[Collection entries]
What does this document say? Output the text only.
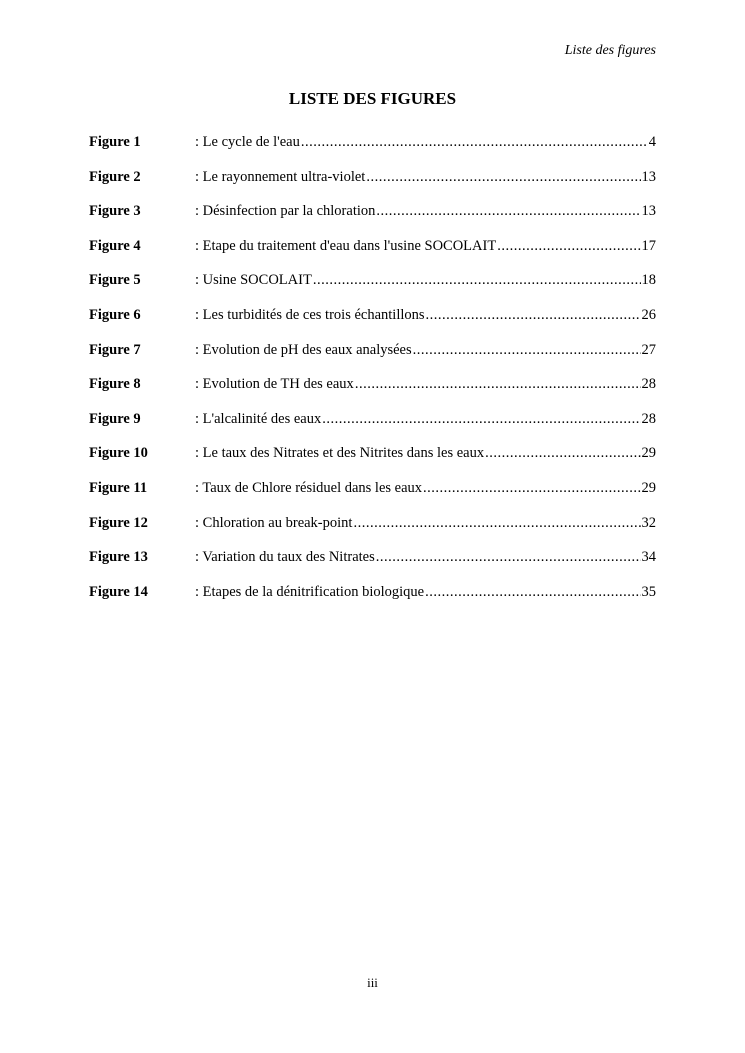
Liste des figures
LISTE DES FIGURES
Figure 1	: Le cycle de l'eau .....	4
Figure 2	: Le rayonnement ultra-violet .....	13
Figure 3	: Désinfection par la chloration .....	13
Figure 4	: Etape du traitement d'eau dans l'usine SOCOLAIT .....	17
Figure 5	: Usine SOCOLAIT .....	18
Figure 6	: Les turbidités de ces trois échantillons .....	26
Figure 7	: Evolution de pH des eaux analysées .....	27
Figure 8	: Evolution de TH des eaux .....	28
Figure 9	: L'alcalinité des eaux .....	28
Figure 10	: Le taux des Nitrates et des Nitrites dans les eaux .....	29
Figure 11	: Taux de Chlore résiduel dans les eaux .....	29
Figure 12	: Chloration au break-point .....	32
Figure 13	: Variation du taux des Nitrates .....	34
Figure 14	: Etapes de la dénitrification biologique .....	35
iii
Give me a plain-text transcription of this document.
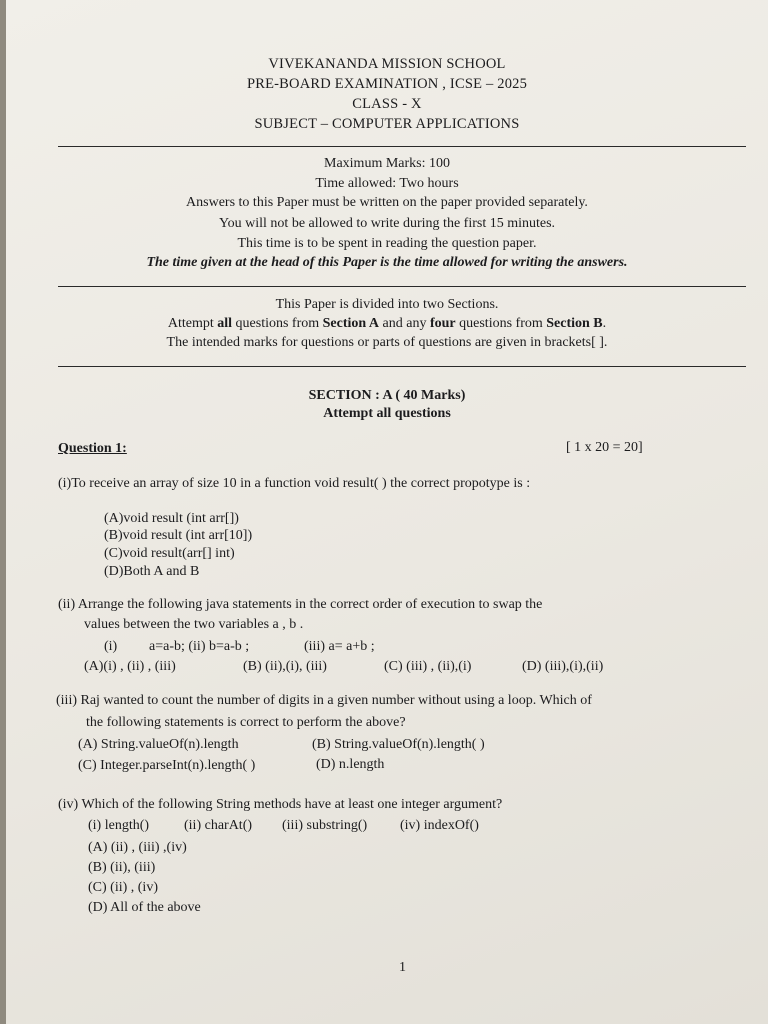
VIVEKANANDA MISSION SCHOOL
PRE-BOARD EXAMINATION , ICSE – 2025
CLASS - X
SUBJECT – COMPUTER APPLICATIONS
Maximum Marks: 100
Time allowed: Two hours
Answers to this Paper must be written on the paper provided separately.
You will not be allowed to write during the first 15 minutes.
This time is to be spent in reading the question paper.
The time given at the head of this Paper is the time allowed for writing the answers.
This Paper is divided into two Sections.
Attempt all questions from Section A and any four questions from Section B.
The intended marks for questions or parts of questions are given in brackets[ ].
SECTION : A ( 40 Marks)
Attempt all questions
Question 1:	[ 1 x 20 = 20]
(i)To receive an array of size 10 in a function void result( ) the correct propotype is :
(A)void result (int arr[])
(B)void result (int arr[10])
(C)void result(arr[] int)
(D)Both A and B
(ii) Arrange the following java statements in the correct order of execution to swap the
values between the two variables a , b .
(i) a=a-b; (ii) b=a-b ;	(iii) a= a+b ;
(A)(i) , (ii) , (iii)	(B) (ii),(i), (iii)	(C) (iii) , (ii),(i)	(D) (iii),(i),(ii)
(iii) Raj wanted to count the number of digits in a given number without using a loop. Which of
the following statements is correct to perform the above?
(A) String.valueOf(n).length	(B) String.valueOf(n).length( )
(C) Integer.parseInt(n).length( )	(D) n.length
(iv) Which of the following String methods have at least one integer argument?
(i) length() (ii) charAt() (iii) substring() (iv) indexOf()
(A) (ii) , (iii) ,(iv)
(B) (ii), (iii)
(C) (ii) , (iv)
(D) All of the above
1
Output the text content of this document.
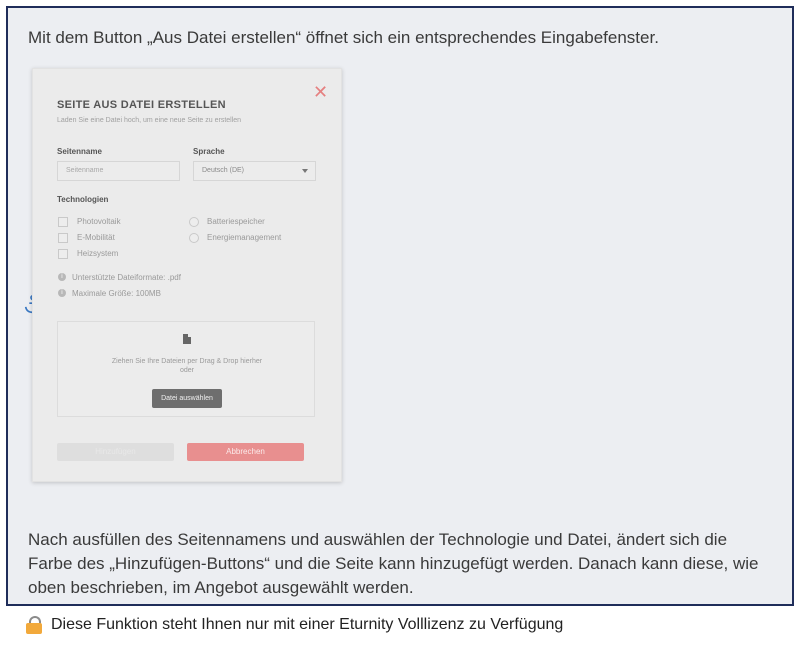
Mit dem Button „Aus Datei erstellen“ öffnet sich ein entsprechendes Eingabefenster.
✕
SEITE AUS DATEI ERSTELLEN
Laden Sie eine Datei hoch, um eine neue Seite zu erstellen
Seitenname
Seitenname
Sprache
Deutsch (DE)
Technologien
Photovoltaik
E-Mobilität
Heizsystem
Batteriespeicher
Energiemanagement
i	Unterstützte Dateiformate: .pdf
i	Maximale Größe: 100MB
Ziehen Sie Ihre Dateien per Drag & Drop hierher
oder
Datei auswählen
Hinzufügen	Abbrechen
Nach ausfüllen des Seitennamens und auswählen der Technologie und Datei, ändert sich die Farbe des „Hinzufügen-Buttons“ und die Seite kann hinzugefügt werden. Danach kann diese, wie oben beschrieben, im Angebot ausgewählt werden.
Diese Funktion steht Ihnen nur mit einer Eturnity Volllizenz zu Verfügung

Stated goal:
Extract, word for word, every line from the one holding "Output the text content of this document." through the closing line of the data above. Do not include any pictures.

The answer:
Output the text content of this document.
Mit dem Button „Aus Datei erstellen“ öffnet sich ein entsprechendes Eingabefenster.
✕
SEITE AUS DATEI ERSTELLEN
Laden Sie eine Datei hoch, um eine neue Seite zu erstellen
Seitenname
Seitenname
Sprache
Deutsch (DE)
Technologien
Photovoltaik
E-Mobilität
Heizsystem
Batteriespeicher
Energiemanagement
i	Unterstützte Dateiformate: .pdf
i	Maximale Größe: 100MB
Ziehen Sie Ihre Dateien per Drag & Drop hierher
oder
Datei auswählen
Hinzufügen	Abbrechen
Nach ausfüllen des Seitennamens und auswählen der Technologie und Datei, ändert sich die Farbe des „Hinzufügen-Buttons“ und die Seite kann hinzugefügt werden. Danach kann diese, wie oben beschrieben, im Angebot ausgewählt werden.
Diese Funktion steht Ihnen nur mit einer Eturnity Volllizenz zu Verfügung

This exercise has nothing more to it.